AIM OF THE EXERCISE: Repeat the lines below verbatim, covering the stretch from the line containing "value-label: 0.514 [1256,515,1305,535]" through the line containing "value-label: 0.660 [1426,578,1475,598]", both included.

= = =

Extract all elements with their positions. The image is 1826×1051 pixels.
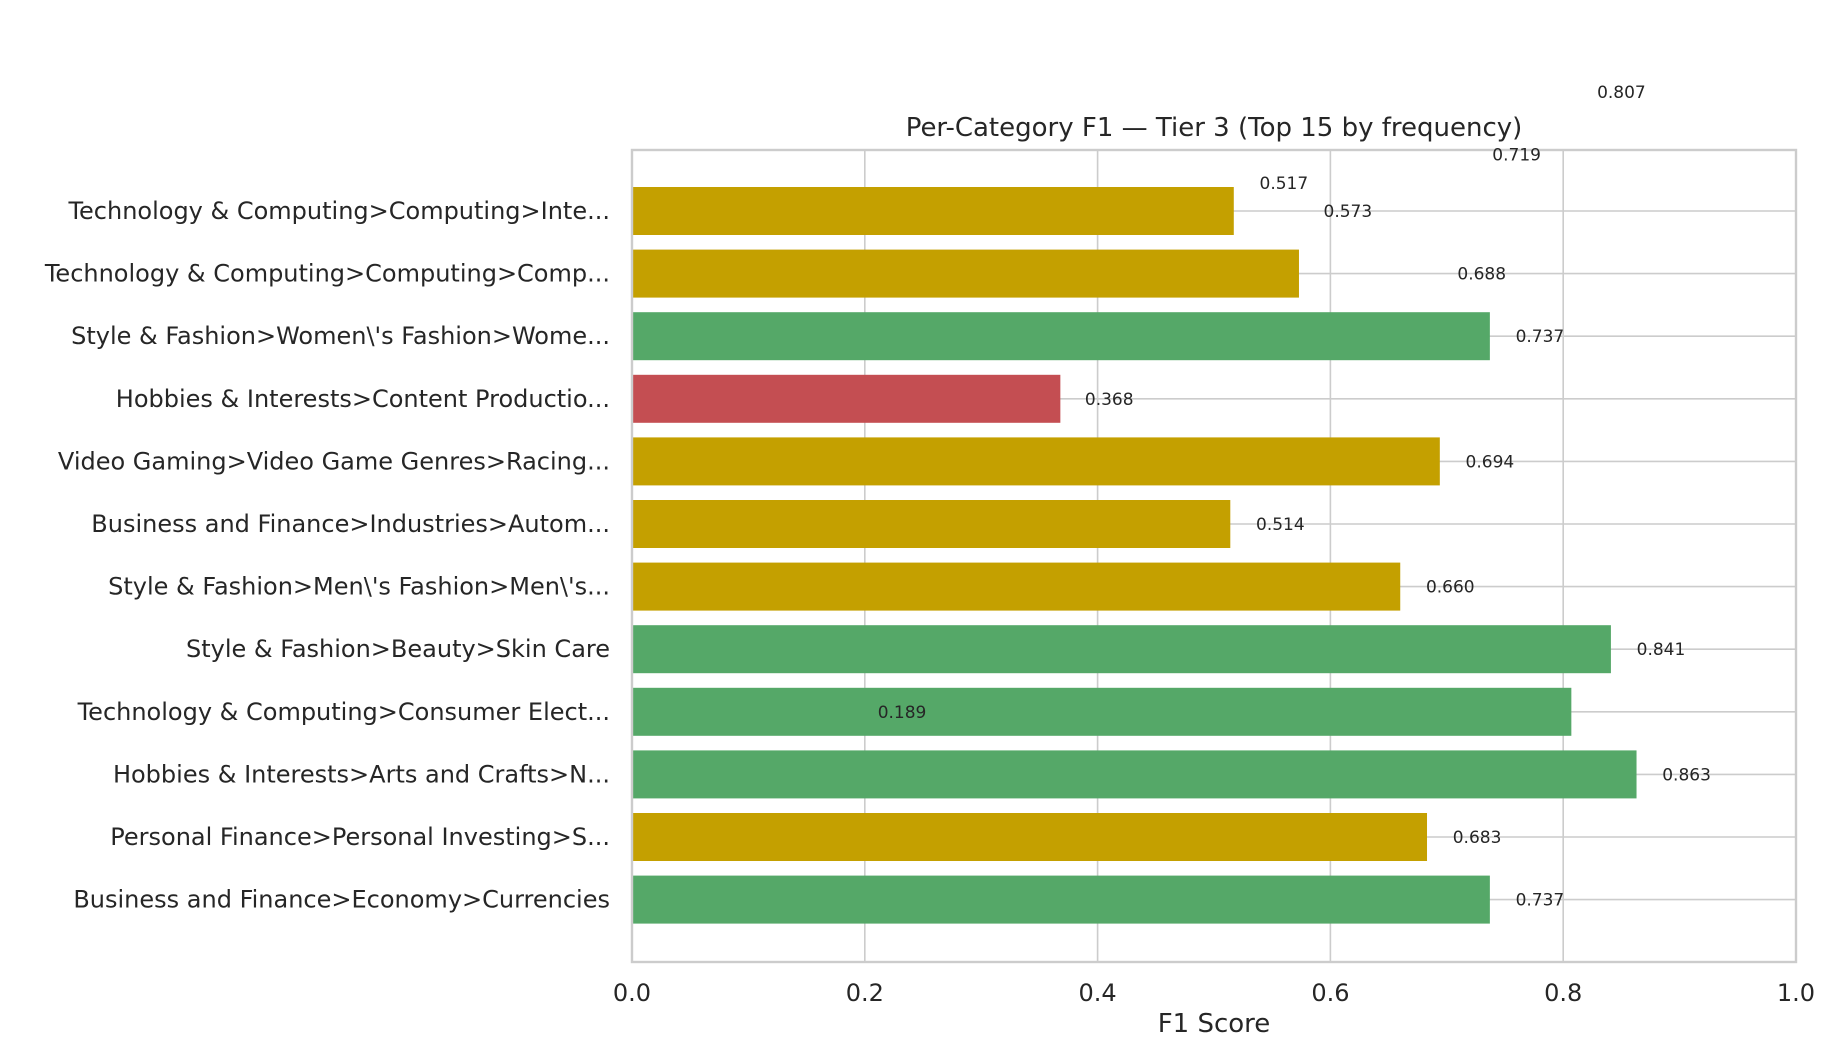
value-label: 0.514 [1256,515,1305,535]
value-label: 0.719 [1492,146,1541,166]
x-tick-label: 0.4 [1079,979,1117,1007]
bar [632,687,1572,736]
value-label: 0.688 [1457,265,1506,285]
bar [632,437,1440,486]
category-label: Technology & Computing>Computing>Inte... [67,197,610,225]
bar [632,187,1234,235]
bar [632,625,1611,674]
value-label: 0.737 [1516,327,1565,347]
x-tick-label: 1.0 [1777,979,1815,1007]
category-labels: Technology & Computing>Computing>Inte...… [44,197,610,914]
chart-title: Per-Category F1 — Tier 3 (Top 15 by freq… [906,113,1523,143]
bar [632,500,1231,548]
category-label: Video Gaming>Video Game Genres>Racing... [58,447,610,475]
value-label: 0.660 [1426,578,1475,598]
x-tick-label: 0.6 [1311,979,1349,1007]
bar [632,875,1490,924]
category-label: Style & Fashion>Beauty>Skin Care [186,635,610,663]
category-label: Style & Fashion>Women\'s Fashion>Wome... [71,322,610,350]
bar [632,813,1428,861]
category-label: Business and Finance>Industries>Autom... [91,510,610,538]
value-label: 0.683 [1453,828,1502,848]
value-label: 0.737 [1516,891,1565,911]
category-label: Personal Finance>Personal Investing>S... [110,823,610,851]
x-tick-label: 0.0 [613,979,651,1007]
value-label: 0.368 [1085,390,1134,410]
value-label: 0.573 [1324,202,1373,222]
x-tick-label: 0.2 [846,979,884,1007]
value-label: 0.189 [878,703,927,723]
bar [632,750,1637,799]
category-label: Hobbies & Interests>Content Productio... [116,385,610,413]
bar [632,249,1299,298]
value-label: 0.863 [1662,765,1711,785]
plot-frame [630,148,1798,964]
category-label: Business and Finance>Economy>Currencies [73,886,610,914]
category-label: Style & Fashion>Men\'s Fashion>Men\'s... [108,573,610,601]
category-label: Technology & Computing>Consumer Elect... [77,698,610,726]
x-tick-label: 0.8 [1544,979,1582,1007]
bars [632,187,1637,924]
value-labels: 0.807 0.719 0.517 0.573 0.688 0.737 0.368 0.694… [878,83,1711,911]
value-label: 0.517 [1260,174,1309,194]
value-label: 0.841 [1637,640,1686,660]
bar [632,374,1061,423]
bar [632,562,1401,611]
value-label: 0.694 [1466,452,1515,472]
bar [632,312,1490,361]
x-tick-labels: 0.0 0.2 0.4 0.6 0.8 1.0 [613,979,1815,1007]
category-label: Technology & Computing>Computing>Comp... [44,260,610,288]
category-label: Hobbies & Interests>Arts and Crafts>N... [113,760,610,788]
value-label: 0.807 [1597,83,1646,103]
x-axis-title: F1 Score [1158,1009,1271,1039]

= = =

WRITTEN RESPONSE:
value-label: 0.514 [1256,515,1305,535]
value-label: 0.719 [1492,146,1541,166]
x-tick-label: 0.4 [1079,979,1117,1007]
bar [632,687,1572,736]
value-label: 0.688 [1457,265,1506,285]
bar [632,437,1440,486]
category-label: Technology & Computing>Computing>Inte... [67,197,610,225]
bar [632,187,1234,235]
bar [632,625,1611,674]
value-label: 0.737 [1516,327,1565,347]
x-tick-label: 1.0 [1777,979,1815,1007]
category-labels: Technology & Computing>Computing>Inte...… [44,197,610,914]
chart-title: Per-Category F1 — Tier 3 (Top 15 by freq… [906,113,1523,143]
bar [632,500,1231,548]
category-label: Video Gaming>Video Game Genres>Racing... [58,447,610,475]
value-label: 0.660 [1426,578,1475,598]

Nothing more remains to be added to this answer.